**DESCRIPTION OF THE TASK:**
Check each line of the records below and collect those that include the word "Capacidade".

**INPUT DATA:**
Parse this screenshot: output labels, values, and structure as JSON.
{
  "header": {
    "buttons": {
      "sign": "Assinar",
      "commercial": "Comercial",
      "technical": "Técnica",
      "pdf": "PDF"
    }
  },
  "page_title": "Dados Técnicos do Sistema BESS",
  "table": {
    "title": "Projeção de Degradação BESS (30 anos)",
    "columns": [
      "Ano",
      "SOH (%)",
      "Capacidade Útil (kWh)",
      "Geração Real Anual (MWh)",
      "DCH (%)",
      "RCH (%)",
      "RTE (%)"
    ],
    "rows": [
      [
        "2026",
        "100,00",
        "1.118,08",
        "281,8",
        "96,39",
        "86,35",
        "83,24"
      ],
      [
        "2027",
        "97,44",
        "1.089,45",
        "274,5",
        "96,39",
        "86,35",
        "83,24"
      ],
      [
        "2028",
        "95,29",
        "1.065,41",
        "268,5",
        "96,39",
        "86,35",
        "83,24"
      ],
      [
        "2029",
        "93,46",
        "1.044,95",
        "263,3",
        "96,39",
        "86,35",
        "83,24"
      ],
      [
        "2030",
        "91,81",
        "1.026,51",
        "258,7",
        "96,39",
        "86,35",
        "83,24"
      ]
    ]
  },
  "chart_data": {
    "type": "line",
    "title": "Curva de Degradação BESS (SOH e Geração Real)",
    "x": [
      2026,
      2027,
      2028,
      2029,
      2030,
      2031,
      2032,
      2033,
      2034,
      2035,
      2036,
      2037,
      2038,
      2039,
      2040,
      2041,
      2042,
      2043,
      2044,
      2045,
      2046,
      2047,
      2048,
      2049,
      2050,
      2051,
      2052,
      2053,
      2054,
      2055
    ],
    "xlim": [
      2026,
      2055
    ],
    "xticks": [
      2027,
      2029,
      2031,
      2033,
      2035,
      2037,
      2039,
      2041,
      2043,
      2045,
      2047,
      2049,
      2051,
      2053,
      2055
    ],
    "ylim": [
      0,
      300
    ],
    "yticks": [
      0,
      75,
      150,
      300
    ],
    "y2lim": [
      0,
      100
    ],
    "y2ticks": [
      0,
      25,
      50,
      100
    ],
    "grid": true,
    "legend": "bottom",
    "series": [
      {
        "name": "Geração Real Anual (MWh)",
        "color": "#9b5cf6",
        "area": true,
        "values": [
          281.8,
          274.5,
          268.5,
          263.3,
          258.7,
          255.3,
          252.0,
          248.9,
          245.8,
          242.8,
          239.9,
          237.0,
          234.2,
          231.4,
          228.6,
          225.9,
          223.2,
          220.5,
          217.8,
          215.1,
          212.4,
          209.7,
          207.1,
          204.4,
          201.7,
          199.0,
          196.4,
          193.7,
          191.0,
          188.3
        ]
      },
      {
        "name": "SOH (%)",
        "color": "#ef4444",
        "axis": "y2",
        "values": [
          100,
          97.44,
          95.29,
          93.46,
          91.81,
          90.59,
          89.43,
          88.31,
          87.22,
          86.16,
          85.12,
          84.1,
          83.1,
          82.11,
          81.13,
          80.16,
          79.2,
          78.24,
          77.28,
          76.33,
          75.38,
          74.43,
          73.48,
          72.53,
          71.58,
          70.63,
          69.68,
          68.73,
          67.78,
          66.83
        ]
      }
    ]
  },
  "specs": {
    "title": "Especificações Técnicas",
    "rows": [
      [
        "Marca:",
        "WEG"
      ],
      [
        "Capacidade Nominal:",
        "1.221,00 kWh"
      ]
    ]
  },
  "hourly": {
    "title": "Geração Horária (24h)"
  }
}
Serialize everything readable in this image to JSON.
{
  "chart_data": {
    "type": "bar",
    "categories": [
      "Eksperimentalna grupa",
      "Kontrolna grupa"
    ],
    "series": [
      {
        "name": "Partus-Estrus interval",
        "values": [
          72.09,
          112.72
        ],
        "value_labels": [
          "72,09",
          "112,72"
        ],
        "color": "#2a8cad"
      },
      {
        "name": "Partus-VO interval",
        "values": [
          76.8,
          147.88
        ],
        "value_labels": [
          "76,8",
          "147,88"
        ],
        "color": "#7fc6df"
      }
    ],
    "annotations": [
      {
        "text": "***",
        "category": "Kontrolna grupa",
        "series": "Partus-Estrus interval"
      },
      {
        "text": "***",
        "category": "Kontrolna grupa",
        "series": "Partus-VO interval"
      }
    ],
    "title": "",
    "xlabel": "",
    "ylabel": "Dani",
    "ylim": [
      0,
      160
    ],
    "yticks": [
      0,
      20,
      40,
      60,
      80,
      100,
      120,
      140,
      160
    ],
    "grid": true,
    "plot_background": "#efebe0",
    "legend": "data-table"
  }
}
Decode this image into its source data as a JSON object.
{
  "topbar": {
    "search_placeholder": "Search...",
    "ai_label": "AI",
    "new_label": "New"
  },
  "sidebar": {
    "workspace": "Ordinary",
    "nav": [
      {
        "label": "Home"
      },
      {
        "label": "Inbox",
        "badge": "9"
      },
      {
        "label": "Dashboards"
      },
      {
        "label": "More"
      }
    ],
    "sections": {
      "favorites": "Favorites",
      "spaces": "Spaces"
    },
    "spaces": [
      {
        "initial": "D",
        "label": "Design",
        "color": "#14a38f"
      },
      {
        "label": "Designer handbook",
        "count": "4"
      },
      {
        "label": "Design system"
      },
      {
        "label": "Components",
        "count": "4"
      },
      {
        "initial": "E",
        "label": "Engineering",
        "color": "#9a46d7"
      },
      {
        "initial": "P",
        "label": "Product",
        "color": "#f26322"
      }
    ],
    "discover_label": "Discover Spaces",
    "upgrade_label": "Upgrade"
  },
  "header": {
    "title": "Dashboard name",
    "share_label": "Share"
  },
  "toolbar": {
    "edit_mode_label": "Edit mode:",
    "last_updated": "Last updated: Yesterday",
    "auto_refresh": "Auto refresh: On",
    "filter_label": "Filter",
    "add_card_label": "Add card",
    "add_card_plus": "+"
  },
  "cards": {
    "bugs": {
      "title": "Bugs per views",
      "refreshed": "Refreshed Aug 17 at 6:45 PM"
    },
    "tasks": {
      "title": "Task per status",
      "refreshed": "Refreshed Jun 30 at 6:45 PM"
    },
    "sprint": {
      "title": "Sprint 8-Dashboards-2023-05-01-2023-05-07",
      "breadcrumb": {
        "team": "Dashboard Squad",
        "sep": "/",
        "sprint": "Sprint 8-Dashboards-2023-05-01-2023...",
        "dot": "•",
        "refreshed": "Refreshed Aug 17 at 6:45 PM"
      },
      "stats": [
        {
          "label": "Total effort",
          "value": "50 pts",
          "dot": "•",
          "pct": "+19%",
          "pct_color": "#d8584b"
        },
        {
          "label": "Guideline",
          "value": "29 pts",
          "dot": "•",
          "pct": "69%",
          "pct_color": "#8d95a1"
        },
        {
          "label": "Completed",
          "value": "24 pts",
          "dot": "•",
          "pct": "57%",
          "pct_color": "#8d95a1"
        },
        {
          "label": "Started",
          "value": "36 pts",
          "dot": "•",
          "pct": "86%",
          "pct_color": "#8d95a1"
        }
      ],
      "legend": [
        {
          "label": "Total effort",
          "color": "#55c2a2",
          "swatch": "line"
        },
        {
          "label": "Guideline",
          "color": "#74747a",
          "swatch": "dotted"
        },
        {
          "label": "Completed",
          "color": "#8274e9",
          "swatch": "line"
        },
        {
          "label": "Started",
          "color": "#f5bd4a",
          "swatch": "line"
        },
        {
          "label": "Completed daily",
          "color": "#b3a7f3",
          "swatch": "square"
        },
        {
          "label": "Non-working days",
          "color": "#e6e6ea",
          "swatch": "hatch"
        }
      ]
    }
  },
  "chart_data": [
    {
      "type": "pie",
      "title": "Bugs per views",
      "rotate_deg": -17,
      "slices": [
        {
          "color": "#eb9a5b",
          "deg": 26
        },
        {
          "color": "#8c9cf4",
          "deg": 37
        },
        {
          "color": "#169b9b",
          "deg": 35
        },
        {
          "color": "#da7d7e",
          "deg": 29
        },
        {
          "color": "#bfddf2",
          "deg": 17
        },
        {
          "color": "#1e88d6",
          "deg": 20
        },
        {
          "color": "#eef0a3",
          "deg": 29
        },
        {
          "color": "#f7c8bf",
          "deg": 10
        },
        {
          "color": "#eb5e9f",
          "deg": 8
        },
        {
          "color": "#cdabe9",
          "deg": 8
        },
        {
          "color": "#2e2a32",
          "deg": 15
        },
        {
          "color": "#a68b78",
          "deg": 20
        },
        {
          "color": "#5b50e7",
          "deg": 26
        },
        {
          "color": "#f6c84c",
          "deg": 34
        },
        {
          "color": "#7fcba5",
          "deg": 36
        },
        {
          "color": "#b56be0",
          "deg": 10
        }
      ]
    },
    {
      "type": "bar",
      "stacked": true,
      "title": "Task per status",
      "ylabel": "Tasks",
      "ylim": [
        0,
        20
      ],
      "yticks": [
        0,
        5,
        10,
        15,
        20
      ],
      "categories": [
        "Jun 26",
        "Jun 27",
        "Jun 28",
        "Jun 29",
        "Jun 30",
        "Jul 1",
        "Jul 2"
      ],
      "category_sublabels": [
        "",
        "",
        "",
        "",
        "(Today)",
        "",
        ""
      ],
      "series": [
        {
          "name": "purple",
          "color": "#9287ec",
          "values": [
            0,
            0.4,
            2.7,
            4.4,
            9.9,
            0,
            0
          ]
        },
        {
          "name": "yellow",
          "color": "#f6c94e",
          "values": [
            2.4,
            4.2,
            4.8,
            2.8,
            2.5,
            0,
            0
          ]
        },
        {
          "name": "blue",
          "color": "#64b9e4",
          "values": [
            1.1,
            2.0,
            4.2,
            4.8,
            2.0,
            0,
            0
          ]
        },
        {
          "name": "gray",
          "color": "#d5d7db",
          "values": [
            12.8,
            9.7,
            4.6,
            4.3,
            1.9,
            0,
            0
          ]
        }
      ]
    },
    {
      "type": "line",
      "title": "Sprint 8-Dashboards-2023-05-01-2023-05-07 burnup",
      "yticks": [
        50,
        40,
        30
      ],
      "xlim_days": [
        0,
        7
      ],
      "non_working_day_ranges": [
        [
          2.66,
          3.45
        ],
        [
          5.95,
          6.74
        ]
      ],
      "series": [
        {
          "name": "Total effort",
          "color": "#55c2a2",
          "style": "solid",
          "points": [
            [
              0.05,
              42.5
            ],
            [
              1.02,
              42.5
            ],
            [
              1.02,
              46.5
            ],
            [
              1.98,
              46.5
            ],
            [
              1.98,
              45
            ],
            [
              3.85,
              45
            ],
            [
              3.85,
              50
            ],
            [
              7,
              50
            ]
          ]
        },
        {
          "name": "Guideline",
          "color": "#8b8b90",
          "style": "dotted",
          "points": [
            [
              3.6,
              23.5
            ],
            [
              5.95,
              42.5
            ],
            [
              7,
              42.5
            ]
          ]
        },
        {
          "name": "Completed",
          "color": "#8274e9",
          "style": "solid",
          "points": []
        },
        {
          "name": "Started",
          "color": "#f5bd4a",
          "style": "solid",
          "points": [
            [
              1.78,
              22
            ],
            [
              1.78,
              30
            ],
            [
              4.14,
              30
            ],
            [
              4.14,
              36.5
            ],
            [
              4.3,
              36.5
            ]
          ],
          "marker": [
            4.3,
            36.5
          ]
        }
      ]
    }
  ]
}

**OUTPUT FOR THIS TASK:**
      "Capacidade Útil (kWh)",
        "Capacidade Nominal:",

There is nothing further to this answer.